### RECORD EXCERPTS ###

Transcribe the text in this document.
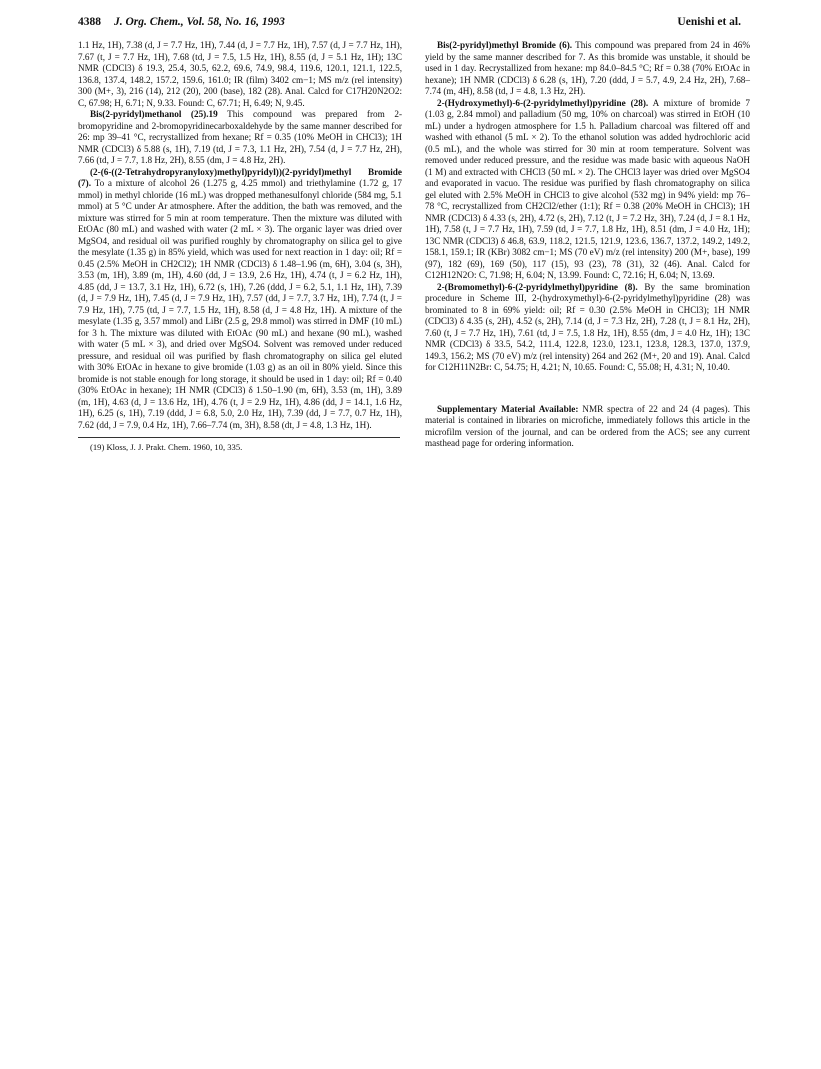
4388 J. Org. Chem., Vol. 58, No. 16, 1993	Uenishi et al.

1.1 Hz, 1H), 7.38 (d, J = 7.7 Hz, 1H), 7.44 (d, J = 7.7 Hz, 1H), 7.57 (d, J = 7.7 Hz, 1H), 7.67 (t, J = 7.7 Hz, 1H), 7.68 (td, J = 7.5, 1.5 Hz, 1H), 8.55 (d, J = 5.1 Hz, 1H); 13C NMR (CDCl3) δ 19.3, 25.4, 30.5, 62.2, 69.6, 74.9, 98.4, 119.6, 120.1, 121.1, 122.5, 136.8, 137.4, 148.2, 157.2, 159.6, 161.0; IR (film) 3402 cm−1; MS m/z (rel intensity) 300 (M+, 3), 216 (14), 212 (20), 200 (base), 182 (28). Anal. Calcd for C17H20N2O2: C, 67.98; H, 6.71; N, 9.33. Found: C, 67.71; H, 6.49; N, 9.45.

Bis(2-pyridyl)methanol (25).19 This compound was prepared from 2-bromopyridine and 2-bromopyridinecarboxaldehyde by the same manner described for 26: mp 39–41 °C, recrystallized from hexane; Rf = 0.35 (10% MeOH in CHCl3); 1H NMR (CDCl3) δ 5.88 (s, 1H), 7.19 (td, J = 7.3, 1.1 Hz, 2H), 7.54 (d, J = 7.7 Hz, 2H), 7.66 (td, J = 7.7, 1.8 Hz, 2H), 8.55 (dm, J = 4.8 Hz, 2H).

(2-(6-((2-Tetrahydropyranyloxy)methyl)pyridyl))(2-pyridyl)methyl Bromide (7). To a mixture of alcohol 26 (1.275 g, 4.25 mmol) and triethylamine (1.72 g, 17 mmol) in methyl chloride (16 mL) was dropped methanesulfonyl chloride (584 mg, 5.1 mmol) at 5 °C under Ar atmosphere. After the addition, the bath was removed, and the mixture was stirred for 5 min at room temperature. Then the mixture was diluted with EtOAc (80 mL) and washed with water (2 mL × 3). The organic layer was dried over MgSO4, and residual oil was purified roughly by chromatography on silica gel to give the mesylate (1.35 g) in 85% yield, which was used for next reaction in 1 day: oil; Rf = 0.45 (2.5% MeOH in CH2Cl2); 1H NMR (CDCl3) δ 1.48–1.96 (m, 6H), 3.04 (s, 3H), 3.53 (m, 1H), 3.89 (m, 1H), 4.60 (dd, J = 13.9, 2.6 Hz, 1H), 4.74 (t, J = 6.2 Hz, 1H), 4.85 (dd, J = 13.7, 3.1 Hz, 1H), 6.72 (s, 1H), 7.26 (ddd, J = 6.2, 5.1, 1.1 Hz, 1H), 7.39 (d, J = 7.9 Hz, 1H), 7.45 (d, J = 7.9 Hz, 1H), 7.57 (dd, J = 7.7, 3.7 Hz, 1H), 7.74 (t, J = 7.9 Hz, 1H), 7.75 (td, J = 7.7, 1.5 Hz, 1H), 8.58 (d, J = 4.8 Hz, 1H). A mixture of the mesylate (1.35 g, 3.57 mmol) and LiBr (2.5 g, 29.8 mmol) was stirred in DMF (10 mL) for 3 h. The mixture was diluted with EtOAc (90 mL) and hexane (90 mL), washed with water (5 mL × 3), and dried over MgSO4. Solvent was removed under reduced pressure, and residual oil was purified by flash chromatography on silica gel eluted with 30% EtOAc in hexane to give bromide (1.03 g) as an oil in 80% yield. Since this bromide is not stable enough for long storage, it should be used in 1 day: oil; Rf = 0.40 (30% EtOAc in hexane); 1H NMR (CDCl3) δ 1.50–1.90 (m, 6H), 3.53 (m, 1H), 3.89 (m, 1H), 4.63 (d, J = 13.6 Hz, 1H), 4.76 (t, J = 2.9 Hz, 1H), 4.86 (dd, J = 14.1, 1.6 Hz, 1H), 6.25 (s, 1H), 7.19 (ddd, J = 6.8, 5.0, 2.0 Hz, 1H), 7.39 (dd, J = 7.7, 0.7 Hz, 1H), 7.62 (dd, J = 7.9, 0.4 Hz, 1H), 7.66–7.74 (m, 3H), 8.58 (dt, J = 4.8, 1.3 Hz, 1H).

(19) Kloss, J. J. Prakt. Chem. 1960, 10, 335.

Bis(2-pyridyl)methyl Bromide (6). This compound was prepared from 24 in 46% yield by the same manner described for 7. As this bromide was unstable, it should be used in 1 day. Recrystallized from hexane: mp 84.0–84.5 °C; Rf = 0.38 (70% EtOAc in hexane); 1H NMR (CDCl3) δ 6.28 (s, 1H), 7.20 (ddd, J = 5.7, 4.9, 2.4 Hz, 2H), 7.68–7.74 (m, 4H), 8.58 (td, J = 4.8, 1.3 Hz, 2H).

2-(Hydroxymethyl)-6-(2-pyridylmethyl)pyridine (28). A mixture of bromide 7 (1.03 g, 2.84 mmol) and palladium (50 mg, 10% on charcoal) was stirred in EtOH (10 mL) under a hydrogen atmosphere for 1.5 h. Palladium charcoal was filtered off and washed with ethanol (5 mL × 2). To the ethanol solution was added hydrochloric acid (0.5 mL), and the whole was stirred for 30 min at room temperature. Solvent was removed under reduced pressure, and the residue was made basic with aqueous NaOH (1 M) and extracted with CHCl3 (50 mL × 2). The CHCl3 layer was dried over MgSO4 and evaporated in vacuo. The residue was purified by flash chromatography on silica gel eluted with 2.5% MeOH in CHCl3 to give alcohol (532 mg) in 94% yield: mp 76–78 °C, recrystallized from CH2Cl2/ether (1:1); Rf = 0.38 (20% MeOH in CHCl3); 1H NMR (CDCl3) δ 4.33 (s, 2H), 4.72 (s, 2H), 7.12 (t, J = 7.2 Hz, 3H), 7.24 (d, J = 8.1 Hz, 1H), 7.58 (t, J = 7.7 Hz, 1H), 7.59 (td, J = 7.7, 1.8 Hz, 1H), 8.51 (dm, J = 4.0 Hz, 1H); 13C NMR (CDCl3) δ 46.8, 63.9, 118.2, 121.5, 121.9, 123.6, 136.7, 137.2, 149.2, 149.2, 158.1, 159.1; IR (KBr) 3082 cm−1; MS (70 eV) m/z (rel intensity) 200 (M+, base), 199 (97), 182 (69), 169 (50), 117 (15), 93 (23), 78 (31), 32 (46). Anal. Calcd for C12H12N2O: C, 71.98; H, 6.04; N, 13.99. Found: C, 72.16; H, 6.04; N, 13.69.

2-(Bromomethyl)-6-(2-pyridylmethyl)pyridine (8). By the same bromination procedure in Scheme III, 2-(hydroxymethyl)-6-(2-pyridylmethyl)pyridine (28) was brominated to 8 in 69% yield: oil; Rf = 0.30 (2.5% MeOH in CHCl3); 1H NMR (CDCl3) δ 4.35 (s, 2H), 4.52 (s, 2H), 7.14 (d, J = 7.3 Hz, 2H), 7.28 (t, J = 8.1 Hz, 2H), 7.60 (t, J = 7.7 Hz, 1H), 7.61 (td, J = 7.5, 1.8 Hz, 1H), 8.55 (dm, J = 4.0 Hz, 1H); 13C NMR (CDCl3) δ 33.5, 54.2, 111.4, 122.8, 123.0, 123.1, 123.8, 128.3, 137.0, 137.9, 149.3, 156.2; MS (70 eV) m/z (rel intensity) 264 and 262 (M+, 20 and 19). Anal. Calcd for C12H11N2Br: C, 54.75; H, 4.21; N, 10.65. Found: C, 55.08; H, 4.31; N, 10.40.

Supplementary Material Available: NMR spectra of 22 and 24 (4 pages). This material is contained in libraries on microfiche, immediately follows this article in the microfilm version of the journal, and can be ordered from the ACS; see any current masthead page for ordering information.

###

■ **EXERCISE**
Copy out every line of the material above that mentions the word "prepared".

■ **RESPONSE TO THE EXERCISE**
Bis(2-pyridyl)methanol (25).19 This compound was prepared from 2-bromopyridine and 2-bromopyridinecarboxaldehyde by the same manner described for 26: mp 39–41 °C, recrystallized from hexane; Rf = 0.35 (10% MeOH in CHCl3); 1H NMR (CDCl3) δ 5.88 (s, 1H), 7.19 (td, J = 7.3, 1.1 Hz, 2H), 7.54 (d, J = 7.7 Hz, 2H), 7.66 (td, J = 7.7, 1.8 Hz, 2H), 8.55 (dm, J = 4.8 Hz, 2H).
Bis(2-pyridyl)methyl Bromide (6). This compound was prepared from 24 in 46% yield by the same manner described for 7. As this bromide was unstable, it should be used in 1 day. Recrystallized from hexane: mp 84.0–84.5 °C; Rf = 0.38 (70% EtOAc in hexane); 1H NMR (CDCl3) δ 6.28 (s, 1H), 7.20 (ddd, J = 5.7, 4.9, 2.4 Hz, 2H), 7.68–7.74 (m, 4H), 8.58 (td, J = 4.8, 1.3 Hz, 2H).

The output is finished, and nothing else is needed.